§ **Direction**
In the listing below, find every line containing "kann" and copy it out.

[Stored data entries]

-------

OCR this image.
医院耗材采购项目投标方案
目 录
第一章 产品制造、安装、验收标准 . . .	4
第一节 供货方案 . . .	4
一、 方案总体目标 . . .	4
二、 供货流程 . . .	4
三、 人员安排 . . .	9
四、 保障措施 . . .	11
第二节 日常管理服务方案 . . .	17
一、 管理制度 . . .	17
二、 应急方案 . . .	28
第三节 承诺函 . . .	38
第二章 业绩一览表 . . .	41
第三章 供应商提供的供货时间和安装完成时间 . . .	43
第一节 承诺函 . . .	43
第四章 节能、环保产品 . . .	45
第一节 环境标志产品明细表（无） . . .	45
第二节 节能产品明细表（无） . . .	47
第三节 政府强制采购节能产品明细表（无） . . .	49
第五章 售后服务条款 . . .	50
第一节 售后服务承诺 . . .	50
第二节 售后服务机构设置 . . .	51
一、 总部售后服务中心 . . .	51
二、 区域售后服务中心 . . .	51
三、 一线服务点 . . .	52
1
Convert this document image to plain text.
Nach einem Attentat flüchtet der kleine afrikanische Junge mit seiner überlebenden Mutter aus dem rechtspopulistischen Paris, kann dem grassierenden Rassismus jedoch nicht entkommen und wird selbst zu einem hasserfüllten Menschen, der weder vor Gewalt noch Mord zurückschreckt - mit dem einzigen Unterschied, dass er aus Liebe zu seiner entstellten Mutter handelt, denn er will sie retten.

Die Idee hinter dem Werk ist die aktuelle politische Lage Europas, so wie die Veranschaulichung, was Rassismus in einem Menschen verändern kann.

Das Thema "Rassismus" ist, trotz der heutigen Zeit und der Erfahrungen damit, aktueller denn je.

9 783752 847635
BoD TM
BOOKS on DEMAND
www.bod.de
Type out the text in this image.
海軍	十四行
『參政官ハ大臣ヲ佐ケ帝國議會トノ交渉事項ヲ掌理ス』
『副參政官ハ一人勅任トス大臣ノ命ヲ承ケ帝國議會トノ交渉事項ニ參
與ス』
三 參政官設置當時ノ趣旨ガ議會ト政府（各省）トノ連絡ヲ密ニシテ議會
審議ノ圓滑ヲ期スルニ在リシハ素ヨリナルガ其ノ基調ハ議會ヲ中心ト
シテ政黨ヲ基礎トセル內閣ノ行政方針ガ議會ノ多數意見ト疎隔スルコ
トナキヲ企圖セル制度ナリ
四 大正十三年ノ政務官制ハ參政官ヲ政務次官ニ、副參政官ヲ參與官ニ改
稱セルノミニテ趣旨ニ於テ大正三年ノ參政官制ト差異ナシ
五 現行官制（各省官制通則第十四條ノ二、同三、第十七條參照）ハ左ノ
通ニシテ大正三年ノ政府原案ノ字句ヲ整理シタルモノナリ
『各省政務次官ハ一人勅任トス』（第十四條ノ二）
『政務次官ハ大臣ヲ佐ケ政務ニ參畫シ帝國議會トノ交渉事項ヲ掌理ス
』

-------

§ **Expected answer**
Nach einem Attentat flüchtet der kleine afrikanische Junge mit seiner überlebenden Mutter aus dem rechtspopulistischen Paris, kann dem grassierenden Rassismus jedoch nicht entkommen und wird selbst zu einem hasserfüllten Menschen, der weder vor Gewalt noch Mord zurückschreckt - mit dem einzigen Unterschied, dass er aus Liebe zu seiner entstellten Mutter handelt, denn er will sie retten.
Die Idee hinter dem Werk ist die aktuelle politische Lage Europas, so wie die Veranschaulichung, was Rassismus in einem Menschen verändern kann.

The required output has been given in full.